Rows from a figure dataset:
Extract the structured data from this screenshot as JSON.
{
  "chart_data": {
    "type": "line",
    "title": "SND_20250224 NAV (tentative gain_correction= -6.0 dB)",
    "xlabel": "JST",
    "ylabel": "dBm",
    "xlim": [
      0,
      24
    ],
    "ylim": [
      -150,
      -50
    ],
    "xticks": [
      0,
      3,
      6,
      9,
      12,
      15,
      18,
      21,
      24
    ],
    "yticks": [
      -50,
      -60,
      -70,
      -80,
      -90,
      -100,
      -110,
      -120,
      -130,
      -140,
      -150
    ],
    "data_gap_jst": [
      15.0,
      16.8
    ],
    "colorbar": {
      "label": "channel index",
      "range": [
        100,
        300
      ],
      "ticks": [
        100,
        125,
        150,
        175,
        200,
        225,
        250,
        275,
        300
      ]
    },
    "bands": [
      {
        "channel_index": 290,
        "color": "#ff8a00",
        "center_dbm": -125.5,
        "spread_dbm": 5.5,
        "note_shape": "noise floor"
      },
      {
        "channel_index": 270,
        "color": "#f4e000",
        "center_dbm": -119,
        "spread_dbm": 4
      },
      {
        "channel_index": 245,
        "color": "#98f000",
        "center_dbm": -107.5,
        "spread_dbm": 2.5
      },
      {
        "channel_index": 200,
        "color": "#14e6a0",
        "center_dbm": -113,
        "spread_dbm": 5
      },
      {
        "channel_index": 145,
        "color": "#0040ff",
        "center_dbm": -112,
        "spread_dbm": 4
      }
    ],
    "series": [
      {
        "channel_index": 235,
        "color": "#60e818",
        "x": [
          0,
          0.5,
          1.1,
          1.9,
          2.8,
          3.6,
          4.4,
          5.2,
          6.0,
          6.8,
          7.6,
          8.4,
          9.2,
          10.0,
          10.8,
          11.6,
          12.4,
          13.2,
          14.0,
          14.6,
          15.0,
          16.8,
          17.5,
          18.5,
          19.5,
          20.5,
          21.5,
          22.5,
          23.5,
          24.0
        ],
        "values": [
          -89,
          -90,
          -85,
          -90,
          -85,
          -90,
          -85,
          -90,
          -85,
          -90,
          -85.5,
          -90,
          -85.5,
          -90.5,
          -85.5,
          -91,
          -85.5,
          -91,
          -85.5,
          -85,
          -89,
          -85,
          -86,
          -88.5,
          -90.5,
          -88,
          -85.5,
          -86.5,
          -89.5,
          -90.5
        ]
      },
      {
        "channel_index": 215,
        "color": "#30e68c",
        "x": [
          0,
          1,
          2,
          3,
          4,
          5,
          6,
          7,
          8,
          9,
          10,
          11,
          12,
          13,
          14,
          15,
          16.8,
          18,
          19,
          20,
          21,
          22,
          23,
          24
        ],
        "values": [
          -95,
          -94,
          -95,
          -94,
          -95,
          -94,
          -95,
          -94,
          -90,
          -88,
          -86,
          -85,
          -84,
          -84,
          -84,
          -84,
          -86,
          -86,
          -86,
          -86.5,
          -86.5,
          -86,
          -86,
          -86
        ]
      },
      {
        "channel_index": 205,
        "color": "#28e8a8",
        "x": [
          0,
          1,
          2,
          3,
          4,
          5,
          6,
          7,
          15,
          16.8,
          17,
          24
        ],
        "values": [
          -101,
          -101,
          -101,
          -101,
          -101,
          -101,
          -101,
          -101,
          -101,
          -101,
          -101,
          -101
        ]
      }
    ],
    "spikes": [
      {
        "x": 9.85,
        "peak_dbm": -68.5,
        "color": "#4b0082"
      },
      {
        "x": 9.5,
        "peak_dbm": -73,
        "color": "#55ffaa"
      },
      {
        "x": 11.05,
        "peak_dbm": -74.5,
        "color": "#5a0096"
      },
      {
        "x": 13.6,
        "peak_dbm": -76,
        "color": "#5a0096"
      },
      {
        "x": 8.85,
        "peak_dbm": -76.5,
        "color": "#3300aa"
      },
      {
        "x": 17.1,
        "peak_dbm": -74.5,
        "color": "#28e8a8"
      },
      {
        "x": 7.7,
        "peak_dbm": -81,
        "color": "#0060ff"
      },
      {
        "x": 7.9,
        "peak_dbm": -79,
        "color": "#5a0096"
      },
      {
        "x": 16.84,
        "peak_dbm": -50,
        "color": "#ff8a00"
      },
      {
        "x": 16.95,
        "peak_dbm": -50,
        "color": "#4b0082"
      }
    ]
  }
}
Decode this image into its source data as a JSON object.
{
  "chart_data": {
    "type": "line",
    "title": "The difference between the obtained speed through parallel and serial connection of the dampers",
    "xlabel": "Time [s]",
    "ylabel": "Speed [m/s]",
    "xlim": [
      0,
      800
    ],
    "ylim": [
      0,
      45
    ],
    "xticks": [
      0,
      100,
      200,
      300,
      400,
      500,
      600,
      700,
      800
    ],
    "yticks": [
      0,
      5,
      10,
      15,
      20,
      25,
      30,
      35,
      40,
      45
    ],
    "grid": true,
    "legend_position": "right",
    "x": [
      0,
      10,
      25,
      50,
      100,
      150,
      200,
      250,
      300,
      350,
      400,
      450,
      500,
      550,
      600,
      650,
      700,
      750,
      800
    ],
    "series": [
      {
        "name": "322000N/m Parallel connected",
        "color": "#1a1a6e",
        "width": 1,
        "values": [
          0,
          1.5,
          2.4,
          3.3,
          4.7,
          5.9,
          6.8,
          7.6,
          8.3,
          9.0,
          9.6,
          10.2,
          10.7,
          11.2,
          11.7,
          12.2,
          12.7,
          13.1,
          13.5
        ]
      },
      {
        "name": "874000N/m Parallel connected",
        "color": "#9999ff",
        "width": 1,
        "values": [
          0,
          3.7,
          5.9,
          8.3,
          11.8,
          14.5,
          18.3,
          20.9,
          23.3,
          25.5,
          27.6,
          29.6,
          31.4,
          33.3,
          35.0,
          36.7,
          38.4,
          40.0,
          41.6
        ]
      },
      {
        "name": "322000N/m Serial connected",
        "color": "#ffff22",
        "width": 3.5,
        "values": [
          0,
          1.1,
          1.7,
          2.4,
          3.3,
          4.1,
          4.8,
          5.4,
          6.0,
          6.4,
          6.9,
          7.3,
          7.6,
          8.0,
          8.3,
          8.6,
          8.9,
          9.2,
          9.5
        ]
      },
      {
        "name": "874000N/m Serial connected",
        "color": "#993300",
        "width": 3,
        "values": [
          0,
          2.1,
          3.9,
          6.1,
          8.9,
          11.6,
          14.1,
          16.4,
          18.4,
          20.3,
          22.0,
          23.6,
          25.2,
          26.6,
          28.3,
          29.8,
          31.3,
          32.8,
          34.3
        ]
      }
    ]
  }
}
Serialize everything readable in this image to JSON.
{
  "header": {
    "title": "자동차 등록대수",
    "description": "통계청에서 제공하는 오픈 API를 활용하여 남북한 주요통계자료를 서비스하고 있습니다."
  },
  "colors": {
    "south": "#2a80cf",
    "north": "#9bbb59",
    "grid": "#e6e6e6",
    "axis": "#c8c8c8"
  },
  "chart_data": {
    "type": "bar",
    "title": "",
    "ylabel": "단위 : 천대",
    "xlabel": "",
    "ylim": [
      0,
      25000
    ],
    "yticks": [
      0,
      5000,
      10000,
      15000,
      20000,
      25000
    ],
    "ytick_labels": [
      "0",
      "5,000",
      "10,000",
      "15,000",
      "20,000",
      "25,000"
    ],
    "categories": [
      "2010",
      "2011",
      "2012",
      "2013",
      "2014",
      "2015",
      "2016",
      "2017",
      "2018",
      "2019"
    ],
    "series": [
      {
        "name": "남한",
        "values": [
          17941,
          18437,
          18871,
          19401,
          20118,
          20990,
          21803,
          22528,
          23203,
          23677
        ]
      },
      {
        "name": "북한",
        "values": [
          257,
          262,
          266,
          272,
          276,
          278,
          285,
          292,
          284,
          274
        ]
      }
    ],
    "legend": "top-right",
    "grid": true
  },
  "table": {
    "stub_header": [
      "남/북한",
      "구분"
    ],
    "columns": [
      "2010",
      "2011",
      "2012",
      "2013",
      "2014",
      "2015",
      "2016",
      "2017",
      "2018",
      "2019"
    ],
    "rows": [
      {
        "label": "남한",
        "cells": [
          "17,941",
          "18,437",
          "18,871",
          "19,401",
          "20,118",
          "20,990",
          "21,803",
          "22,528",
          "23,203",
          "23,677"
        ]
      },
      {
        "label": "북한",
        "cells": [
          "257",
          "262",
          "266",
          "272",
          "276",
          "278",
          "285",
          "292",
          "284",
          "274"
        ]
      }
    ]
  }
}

CHALLENGE: Copy, from the material, each line that holds the string "right".

WORKED ANSWER:
    "legend_position": "right",
    "legend": "top-right",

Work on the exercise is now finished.